● **Brief**
Type every record exactly as it appears.

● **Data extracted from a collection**
[BEGIN]
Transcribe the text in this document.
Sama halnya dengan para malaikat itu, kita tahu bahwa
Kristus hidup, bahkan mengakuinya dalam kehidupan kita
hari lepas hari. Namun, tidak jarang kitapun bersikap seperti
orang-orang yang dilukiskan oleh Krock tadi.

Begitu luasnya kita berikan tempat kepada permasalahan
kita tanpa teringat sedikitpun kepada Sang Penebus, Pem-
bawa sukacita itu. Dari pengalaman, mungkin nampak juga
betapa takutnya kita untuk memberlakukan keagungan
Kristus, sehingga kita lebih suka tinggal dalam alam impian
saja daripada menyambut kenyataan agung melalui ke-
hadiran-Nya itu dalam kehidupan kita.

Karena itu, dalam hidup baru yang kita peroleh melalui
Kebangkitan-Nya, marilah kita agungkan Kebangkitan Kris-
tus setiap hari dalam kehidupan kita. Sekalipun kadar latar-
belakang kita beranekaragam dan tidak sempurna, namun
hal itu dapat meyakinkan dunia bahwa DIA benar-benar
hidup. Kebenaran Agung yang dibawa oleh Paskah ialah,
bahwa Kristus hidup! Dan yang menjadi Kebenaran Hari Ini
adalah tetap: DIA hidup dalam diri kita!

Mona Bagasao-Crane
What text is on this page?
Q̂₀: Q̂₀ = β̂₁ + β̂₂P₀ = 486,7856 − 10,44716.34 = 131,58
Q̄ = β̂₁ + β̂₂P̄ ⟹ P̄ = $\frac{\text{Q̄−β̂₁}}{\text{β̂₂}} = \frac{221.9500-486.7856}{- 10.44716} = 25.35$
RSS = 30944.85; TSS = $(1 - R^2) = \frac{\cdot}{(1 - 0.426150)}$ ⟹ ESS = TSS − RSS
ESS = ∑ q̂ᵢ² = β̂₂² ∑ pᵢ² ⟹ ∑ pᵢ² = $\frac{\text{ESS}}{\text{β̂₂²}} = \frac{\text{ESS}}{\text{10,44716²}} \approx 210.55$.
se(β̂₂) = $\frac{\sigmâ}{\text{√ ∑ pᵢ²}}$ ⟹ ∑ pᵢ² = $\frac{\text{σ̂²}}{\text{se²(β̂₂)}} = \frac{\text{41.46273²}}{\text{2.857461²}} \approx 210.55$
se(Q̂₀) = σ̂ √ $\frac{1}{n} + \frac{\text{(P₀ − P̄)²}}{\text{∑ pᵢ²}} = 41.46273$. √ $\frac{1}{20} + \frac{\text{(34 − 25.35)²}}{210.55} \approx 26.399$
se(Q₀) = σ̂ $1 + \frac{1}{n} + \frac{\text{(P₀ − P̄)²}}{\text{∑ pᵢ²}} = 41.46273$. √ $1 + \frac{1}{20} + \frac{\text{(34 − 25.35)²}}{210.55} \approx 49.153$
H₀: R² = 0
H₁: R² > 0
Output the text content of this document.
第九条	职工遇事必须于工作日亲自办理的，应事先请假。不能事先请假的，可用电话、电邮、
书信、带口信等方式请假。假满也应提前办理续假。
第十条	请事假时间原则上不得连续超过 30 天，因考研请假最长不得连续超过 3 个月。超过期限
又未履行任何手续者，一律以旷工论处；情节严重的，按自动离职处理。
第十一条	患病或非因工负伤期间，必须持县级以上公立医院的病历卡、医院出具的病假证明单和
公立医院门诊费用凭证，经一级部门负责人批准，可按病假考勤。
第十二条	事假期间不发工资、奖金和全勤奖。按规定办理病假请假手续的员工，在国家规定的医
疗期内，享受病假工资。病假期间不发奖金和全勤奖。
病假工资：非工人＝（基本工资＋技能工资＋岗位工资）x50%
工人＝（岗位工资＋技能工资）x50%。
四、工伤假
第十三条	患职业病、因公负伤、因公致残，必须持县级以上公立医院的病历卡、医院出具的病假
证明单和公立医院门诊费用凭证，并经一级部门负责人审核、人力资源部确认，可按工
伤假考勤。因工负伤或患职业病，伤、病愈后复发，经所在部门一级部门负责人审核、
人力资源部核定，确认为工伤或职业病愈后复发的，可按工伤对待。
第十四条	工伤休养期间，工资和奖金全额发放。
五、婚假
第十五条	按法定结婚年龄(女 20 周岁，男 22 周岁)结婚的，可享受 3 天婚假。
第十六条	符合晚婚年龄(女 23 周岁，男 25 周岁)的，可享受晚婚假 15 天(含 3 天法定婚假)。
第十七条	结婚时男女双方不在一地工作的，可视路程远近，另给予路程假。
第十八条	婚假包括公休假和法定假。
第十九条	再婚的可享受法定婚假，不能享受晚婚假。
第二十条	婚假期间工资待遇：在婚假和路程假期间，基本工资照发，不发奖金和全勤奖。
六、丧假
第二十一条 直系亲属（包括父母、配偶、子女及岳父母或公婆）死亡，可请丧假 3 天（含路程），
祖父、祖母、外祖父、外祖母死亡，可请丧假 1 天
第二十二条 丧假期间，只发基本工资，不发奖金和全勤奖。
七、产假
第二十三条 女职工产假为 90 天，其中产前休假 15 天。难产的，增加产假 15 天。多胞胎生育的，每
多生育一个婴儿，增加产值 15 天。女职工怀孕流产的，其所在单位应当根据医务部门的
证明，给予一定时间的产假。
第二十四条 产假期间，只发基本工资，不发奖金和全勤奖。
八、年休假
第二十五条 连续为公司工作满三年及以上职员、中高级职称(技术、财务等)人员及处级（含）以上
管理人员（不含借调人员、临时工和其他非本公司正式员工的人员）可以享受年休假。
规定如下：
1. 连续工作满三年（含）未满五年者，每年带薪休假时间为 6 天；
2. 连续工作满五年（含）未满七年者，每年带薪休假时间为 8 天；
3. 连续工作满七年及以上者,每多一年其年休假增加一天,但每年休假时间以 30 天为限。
[END]
● **Response**
Transcribe the text in this document.
Sama halnya dengan para malaikat itu, kita tahu bahwa
Kristus hidup, bahkan mengakuinya dalam kehidupan kita
hari lepas hari. Namun, tidak jarang kitapun bersikap seperti
orang-orang yang dilukiskan oleh Krock tadi.

Begitu luasnya kita berikan tempat kepada permasalahan
kita tanpa teringat sedikitpun kepada Sang Penebus, Pem-
bawa sukacita itu. Dari pengalaman, mungkin nampak juga
betapa takutnya kita untuk memberlakukan keagungan
Kristus, sehingga kita lebih suka tinggal dalam alam impian
saja daripada menyambut kenyataan agung melalui ke-
hadiran-Nya itu dalam kehidupan kita.

Karena itu, dalam hidup baru yang kita peroleh melalui
Kebangkitan-Nya, marilah kita agungkan Kebangkitan Kris-
tus setiap hari dalam kehidupan kita. Sekalipun kadar latar-
belakang kita beranekaragam dan tidak sempurna, namun
hal itu dapat meyakinkan dunia bahwa DIA benar-benar
hidup. Kebenaran Agung yang dibawa oleh Paskah ialah,
bahwa Kristus hidup! Dan yang menjadi Kebenaran Hari Ini
adalah tetap: DIA hidup dalam diri kita!

Mona Bagasao-Crane
What text is on this page?
Q̂₀: Q̂₀ = β̂₁ + β̂₂P₀ = 486,7856 − 10,44716.34 = 131,58
Q̄ = β̂₁ + β̂₂P̄ ⟹ P̄ = $\frac{\text{Q̄−β̂₁}}{\text{β̂₂}} = \frac{221.9500-486.7856}{- 10.44716} = 25.35$
RSS = 30944.85; TSS = $(1 - R^2) = \frac{\cdot}{(1 - 0.426150)}$ ⟹ ESS = TSS − RSS
ESS = ∑ q̂ᵢ² = β̂₂² ∑ pᵢ² ⟹ ∑ pᵢ² = $\frac{\text{ESS}}{\text{β̂₂²}} = \frac{\text{ESS}}{\text{10,44716²}} \approx 210.55$.
se(β̂₂) = $\frac{\sigmâ}{\text{√ ∑ pᵢ²}}$ ⟹ ∑ pᵢ² = $\frac{\text{σ̂²}}{\text{se²(β̂₂)}} = \frac{\text{41.46273²}}{\text{2.857461²}} \approx 210.55$
se(Q̂₀) = σ̂ √ $\frac{1}{n} + \frac{\text{(P₀ − P̄)²}}{\text{∑ pᵢ²}} = 41.46273$. √ $\frac{1}{20} + \frac{\text{(34 − 25.35)²}}{210.55} \approx 26.399$
se(Q₀) = σ̂ $1 + \frac{1}{n} + \frac{\text{(P₀ − P̄)²}}{\text{∑ pᵢ²}} = 41.46273$. √ $1 + \frac{1}{20} + \frac{\text{(34 − 25.35)²}}{210.55} \approx 49.153$
H₀: R² = 0
H₁: R² > 0
Output the text content of this document.
第九条	职工遇事必须于工作日亲自办理的，应事先请假。不能事先请假的，可用电话、电邮、
书信、带口信等方式请假。假满也应提前办理续假。
第十条	请事假时间原则上不得连续超过 30 天，因考研请假最长不得连续超过 3 个月。超过期限
又未履行任何手续者，一律以旷工论处；情节严重的，按自动离职处理。
第十一条	患病或非因工负伤期间，必须持县级以上公立医院的病历卡、医院出具的病假证明单和
公立医院门诊费用凭证，经一级部门负责人批准，可按病假考勤。
第十二条	事假期间不发工资、奖金和全勤奖。按规定办理病假请假手续的员工，在国家规定的医
疗期内，享受病假工资。病假期间不发奖金和全勤奖。
病假工资：非工人＝（基本工资＋技能工资＋岗位工资）x50%
工人＝（岗位工资＋技能工资）x50%。
四、工伤假
第十三条	患职业病、因公负伤、因公致残，必须持县级以上公立医院的病历卡、医院出具的病假
证明单和公立医院门诊费用凭证，并经一级部门负责人审核、人力资源部确认，可按工
伤假考勤。因工负伤或患职业病，伤、病愈后复发，经所在部门一级部门负责人审核、
人力资源部核定，确认为工伤或职业病愈后复发的，可按工伤对待。
第十四条	工伤休养期间，工资和奖金全额发放。
五、婚假
第十五条	按法定结婚年龄(女 20 周岁，男 22 周岁)结婚的，可享受 3 天婚假。
第十六条	符合晚婚年龄(女 23 周岁，男 25 周岁)的，可享受晚婚假 15 天(含 3 天法定婚假)。
第十七条	结婚时男女双方不在一地工作的，可视路程远近，另给予路程假。
第十八条	婚假包括公休假和法定假。
第十九条	再婚的可享受法定婚假，不能享受晚婚假。
第二十条	婚假期间工资待遇：在婚假和路程假期间，基本工资照发，不发奖金和全勤奖。
六、丧假
第二十一条 直系亲属（包括父母、配偶、子女及岳父母或公婆）死亡，可请丧假 3 天（含路程），
祖父、祖母、外祖父、外祖母死亡，可请丧假 1 天
第二十二条 丧假期间，只发基本工资，不发奖金和全勤奖。
七、产假
第二十三条 女职工产假为 90 天，其中产前休假 15 天。难产的，增加产假 15 天。多胞胎生育的，每
多生育一个婴儿，增加产值 15 天。女职工怀孕流产的，其所在单位应当根据医务部门的
证明，给予一定时间的产假。
第二十四条 产假期间，只发基本工资，不发奖金和全勤奖。
八、年休假
第二十五条 连续为公司工作满三年及以上职员、中高级职称(技术、财务等)人员及处级（含）以上
管理人员（不含借调人员、临时工和其他非本公司正式员工的人员）可以享受年休假。
规定如下：
1. 连续工作满三年（含）未满五年者，每年带薪休假时间为 6 天；
2. 连续工作满五年（含）未满七年者，每年带薪休假时间为 8 天；
3. 连续工作满七年及以上者,每多一年其年休假增加一天,但每年休假时间以 30 天为限。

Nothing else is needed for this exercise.